• **What you will do**
All entries should be output exactly as they stand.

Data excerpts:
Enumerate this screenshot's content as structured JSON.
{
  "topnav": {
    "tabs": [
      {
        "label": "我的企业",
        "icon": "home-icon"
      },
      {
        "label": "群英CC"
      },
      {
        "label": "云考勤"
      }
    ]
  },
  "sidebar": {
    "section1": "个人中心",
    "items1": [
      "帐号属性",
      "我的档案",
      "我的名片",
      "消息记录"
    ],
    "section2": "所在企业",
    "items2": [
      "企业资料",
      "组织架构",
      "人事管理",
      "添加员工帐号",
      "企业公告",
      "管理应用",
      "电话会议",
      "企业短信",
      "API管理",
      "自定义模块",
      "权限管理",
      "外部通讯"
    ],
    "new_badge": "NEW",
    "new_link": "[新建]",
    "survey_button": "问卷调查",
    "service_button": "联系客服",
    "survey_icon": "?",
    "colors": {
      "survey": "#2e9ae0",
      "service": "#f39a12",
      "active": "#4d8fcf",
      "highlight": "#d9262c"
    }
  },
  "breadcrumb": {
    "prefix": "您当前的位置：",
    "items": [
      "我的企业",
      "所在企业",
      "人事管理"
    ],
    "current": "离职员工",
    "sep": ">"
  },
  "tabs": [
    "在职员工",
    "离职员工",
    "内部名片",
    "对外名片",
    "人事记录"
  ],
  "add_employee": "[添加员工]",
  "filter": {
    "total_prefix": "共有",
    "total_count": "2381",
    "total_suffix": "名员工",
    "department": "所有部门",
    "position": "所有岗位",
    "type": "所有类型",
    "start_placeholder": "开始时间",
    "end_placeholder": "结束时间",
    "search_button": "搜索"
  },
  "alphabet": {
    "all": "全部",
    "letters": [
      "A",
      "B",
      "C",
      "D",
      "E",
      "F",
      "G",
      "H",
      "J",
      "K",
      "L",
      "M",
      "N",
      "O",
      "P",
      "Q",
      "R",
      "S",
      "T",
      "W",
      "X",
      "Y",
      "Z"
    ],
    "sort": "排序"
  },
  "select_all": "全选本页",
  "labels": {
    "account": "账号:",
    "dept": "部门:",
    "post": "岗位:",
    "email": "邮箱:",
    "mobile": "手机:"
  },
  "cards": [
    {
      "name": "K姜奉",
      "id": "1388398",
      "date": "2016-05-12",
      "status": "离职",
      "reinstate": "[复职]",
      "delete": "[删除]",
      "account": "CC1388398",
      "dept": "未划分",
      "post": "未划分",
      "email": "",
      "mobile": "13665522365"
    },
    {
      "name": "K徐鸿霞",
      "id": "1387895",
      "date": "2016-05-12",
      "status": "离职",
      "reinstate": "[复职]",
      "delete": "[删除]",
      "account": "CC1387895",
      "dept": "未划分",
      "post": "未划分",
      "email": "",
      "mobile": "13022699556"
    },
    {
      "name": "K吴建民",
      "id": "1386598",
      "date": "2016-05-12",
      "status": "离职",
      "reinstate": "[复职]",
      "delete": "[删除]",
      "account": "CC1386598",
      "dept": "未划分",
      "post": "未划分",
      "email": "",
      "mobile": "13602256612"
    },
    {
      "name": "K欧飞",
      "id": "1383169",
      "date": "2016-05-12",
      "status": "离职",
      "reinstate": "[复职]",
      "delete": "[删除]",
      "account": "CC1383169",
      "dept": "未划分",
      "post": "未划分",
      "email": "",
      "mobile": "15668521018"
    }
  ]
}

• **Final result**
Enumerate this screenshot's content as structured JSON.
{
  "topnav": {
    "tabs": [
      {
        "label": "我的企业",
        "icon": "home-icon"
      },
      {
        "label": "群英CC"
      },
      {
        "label": "云考勤"
      }
    ]
  },
  "sidebar": {
    "section1": "个人中心",
    "items1": [
      "帐号属性",
      "我的档案",
      "我的名片",
      "消息记录"
    ],
    "section2": "所在企业",
    "items2": [
      "企业资料",
      "组织架构",
      "人事管理",
      "添加员工帐号",
      "企业公告",
      "管理应用",
      "电话会议",
      "企业短信",
      "API管理",
      "自定义模块",
      "权限管理",
      "外部通讯"
    ],
    "new_badge": "NEW",
    "new_link": "[新建]",
    "survey_button": "问卷调查",
    "service_button": "联系客服",
    "survey_icon": "?",
    "colors": {
      "survey": "#2e9ae0",
      "service": "#f39a12",
      "active": "#4d8fcf",
      "highlight": "#d9262c"
    }
  },
  "breadcrumb": {
    "prefix": "您当前的位置：",
    "items": [
      "我的企业",
      "所在企业",
      "人事管理"
    ],
    "current": "离职员工",
    "sep": ">"
  },
  "tabs": [
    "在职员工",
    "离职员工",
    "内部名片",
    "对外名片",
    "人事记录"
  ],
  "add_employee": "[添加员工]",
  "filter": {
    "total_prefix": "共有",
    "total_count": "2381",
    "total_suffix": "名员工",
    "department": "所有部门",
    "position": "所有岗位",
    "type": "所有类型",
    "start_placeholder": "开始时间",
    "end_placeholder": "结束时间",
    "search_button": "搜索"
  },
  "alphabet": {
    "all": "全部",
    "letters": [
      "A",
      "B",
      "C",
      "D",
      "E",
      "F",
      "G",
      "H",
      "J",
      "K",
      "L",
      "M",
      "N",
      "O",
      "P",
      "Q",
      "R",
      "S",
      "T",
      "W",
      "X",
      "Y",
      "Z"
    ],
    "sort": "排序"
  },
  "select_all": "全选本页",
  "labels": {
    "account": "账号:",
    "dept": "部门:",
    "post": "岗位:",
    "email": "邮箱:",
    "mobile": "手机:"
  },
  "cards": [
    {
      "name": "K姜奉",
      "id": "1388398",
      "date": "2016-05-12",
      "status": "离职",
      "reinstate": "[复职]",
      "delete": "[删除]",
      "account": "CC1388398",
      "dept": "未划分",
      "post": "未划分",
      "email": "",
      "mobile": "13665522365"
    },
    {
      "name": "K徐鸿霞",
      "id": "1387895",
      "date": "2016-05-12",
      "status": "离职",
      "reinstate": "[复职]",
      "delete": "[删除]",
      "account": "CC1387895",
      "dept": "未划分",
      "post": "未划分",
      "email": "",
      "mobile": "13022699556"
    },
    {
      "name": "K吴建民",
      "id": "1386598",
      "date": "2016-05-12",
      "status": "离职",
      "reinstate": "[复职]",
      "delete": "[删除]",
      "account": "CC1386598",
      "dept": "未划分",
      "post": "未划分",
      "email": "",
      "mobile": "13602256612"
    },
    {
      "name": "K欧飞",
      "id": "1383169",
      "date": "2016-05-12",
      "status": "离职",
      "reinstate": "[复职]",
      "delete": "[删除]",
      "account": "CC1383169",
      "dept": "未划分",
      "post": "未划分",
      "email": "",
      "mobile": "15668521018"
    }
  ]
}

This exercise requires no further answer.